Data shown —
--

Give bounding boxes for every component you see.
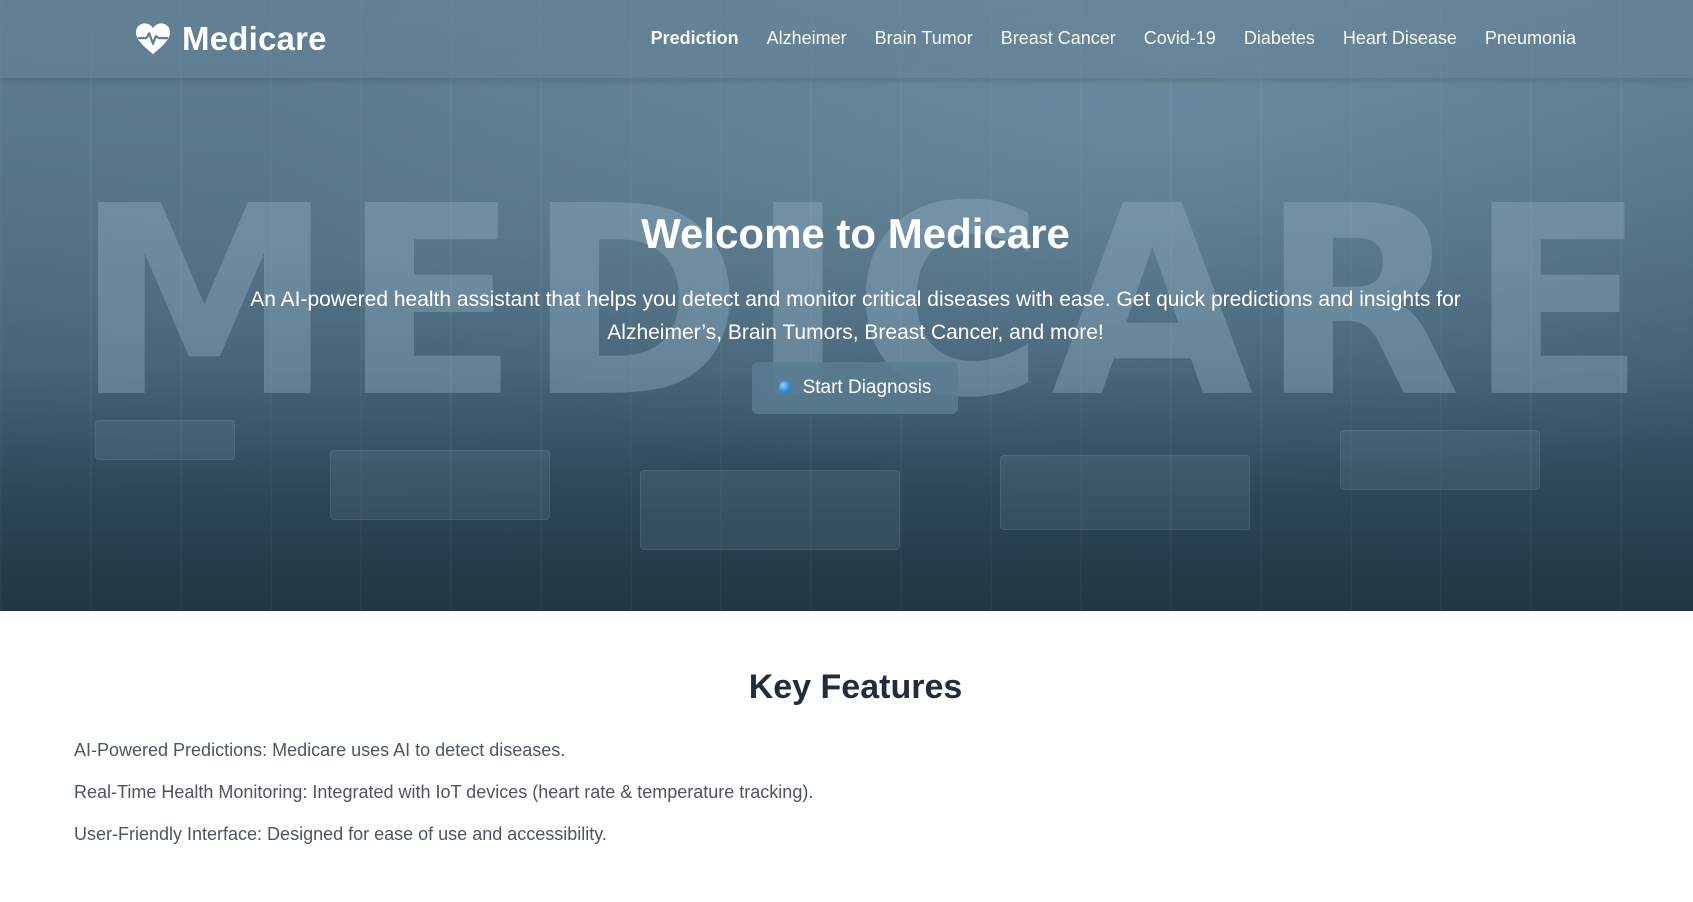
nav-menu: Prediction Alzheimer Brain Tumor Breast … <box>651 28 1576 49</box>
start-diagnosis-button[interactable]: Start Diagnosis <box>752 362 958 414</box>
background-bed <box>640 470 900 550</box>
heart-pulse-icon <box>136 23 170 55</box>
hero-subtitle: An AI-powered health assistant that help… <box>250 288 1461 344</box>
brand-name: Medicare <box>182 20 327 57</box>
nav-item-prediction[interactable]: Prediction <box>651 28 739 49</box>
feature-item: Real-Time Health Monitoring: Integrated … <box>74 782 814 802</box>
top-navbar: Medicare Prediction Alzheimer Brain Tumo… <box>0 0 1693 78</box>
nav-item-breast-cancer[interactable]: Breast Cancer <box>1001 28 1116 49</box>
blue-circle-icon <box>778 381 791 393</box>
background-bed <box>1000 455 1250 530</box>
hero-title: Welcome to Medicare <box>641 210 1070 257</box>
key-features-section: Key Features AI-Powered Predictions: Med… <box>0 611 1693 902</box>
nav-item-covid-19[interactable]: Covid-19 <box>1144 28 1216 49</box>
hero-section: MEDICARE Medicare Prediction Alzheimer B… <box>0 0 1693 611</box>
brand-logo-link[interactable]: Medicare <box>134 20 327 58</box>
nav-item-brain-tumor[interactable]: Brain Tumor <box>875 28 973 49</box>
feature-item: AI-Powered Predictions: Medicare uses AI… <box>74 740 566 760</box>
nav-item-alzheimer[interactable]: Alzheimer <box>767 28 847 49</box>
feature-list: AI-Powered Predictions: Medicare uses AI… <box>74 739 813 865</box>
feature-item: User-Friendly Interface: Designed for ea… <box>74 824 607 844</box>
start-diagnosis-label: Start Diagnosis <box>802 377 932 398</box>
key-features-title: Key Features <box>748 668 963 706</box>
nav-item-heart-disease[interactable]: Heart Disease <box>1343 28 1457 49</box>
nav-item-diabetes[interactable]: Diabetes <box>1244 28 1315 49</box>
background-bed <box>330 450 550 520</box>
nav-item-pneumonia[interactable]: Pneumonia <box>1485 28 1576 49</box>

--

Directions —
Pictures are to be dropped; every line of the records is to be returned unchanged.

Response area —
Give bounding boxes for every component you see.
nav-menu: Prediction Alzheimer Brain Tumor Breast … <box>651 28 1576 49</box>
start-diagnosis-button[interactable]: Start Diagnosis <box>752 362 958 414</box>
background-bed <box>640 470 900 550</box>
heart-pulse-icon <box>136 23 170 55</box>
hero-subtitle: An AI-powered health assistant that help… <box>250 288 1461 344</box>
brand-name: Medicare <box>182 20 327 57</box>
nav-item-prediction[interactable]: Prediction <box>651 28 739 49</box>
feature-item: Real-Time Health Monitoring: Integrated … <box>74 782 814 802</box>
top-navbar: Medicare Prediction Alzheimer Brain Tumo… <box>0 0 1693 78</box>
nav-item-breast-cancer[interactable]: Breast Cancer <box>1001 28 1116 49</box>
blue-circle-icon <box>778 381 791 393</box>
background-bed <box>1000 455 1250 530</box>
hero-title: Welcome to Medicare <box>641 210 1070 257</box>
key-features-section: Key Features AI-Powered Predictions: Med… <box>0 611 1693 902</box>
nav-item-covid-19[interactable]: Covid-19 <box>1144 28 1216 49</box>
hero-section: MEDICARE Medicare Prediction Alzheimer B… <box>0 0 1693 611</box>
brand-logo-link[interactable]: Medicare <box>134 20 327 58</box>
nav-item-brain-tumor[interactable]: Brain Tumor <box>875 28 973 49</box>
feature-item: AI-Powered Predictions: Medicare uses AI… <box>74 740 566 760</box>
nav-item-alzheimer[interactable]: Alzheimer <box>767 28 847 49</box>
feature-list: AI-Powered Predictions: Medicare uses AI… <box>74 739 813 865</box>
feature-item: User-Friendly Interface: Designed for ea… <box>74 824 607 844</box>
start-diagnosis-label: Start Diagnosis <box>802 377 932 398</box>
key-features-title: Key Features <box>748 668 963 706</box>
nav-item-heart-disease[interactable]: Heart Disease <box>1343 28 1457 49</box>
nav-item-diabetes[interactable]: Diabetes <box>1244 28 1315 49</box>
background-bed <box>330 450 550 520</box>
nav-item-pneumonia[interactable]: Pneumonia <box>1485 28 1576 49</box>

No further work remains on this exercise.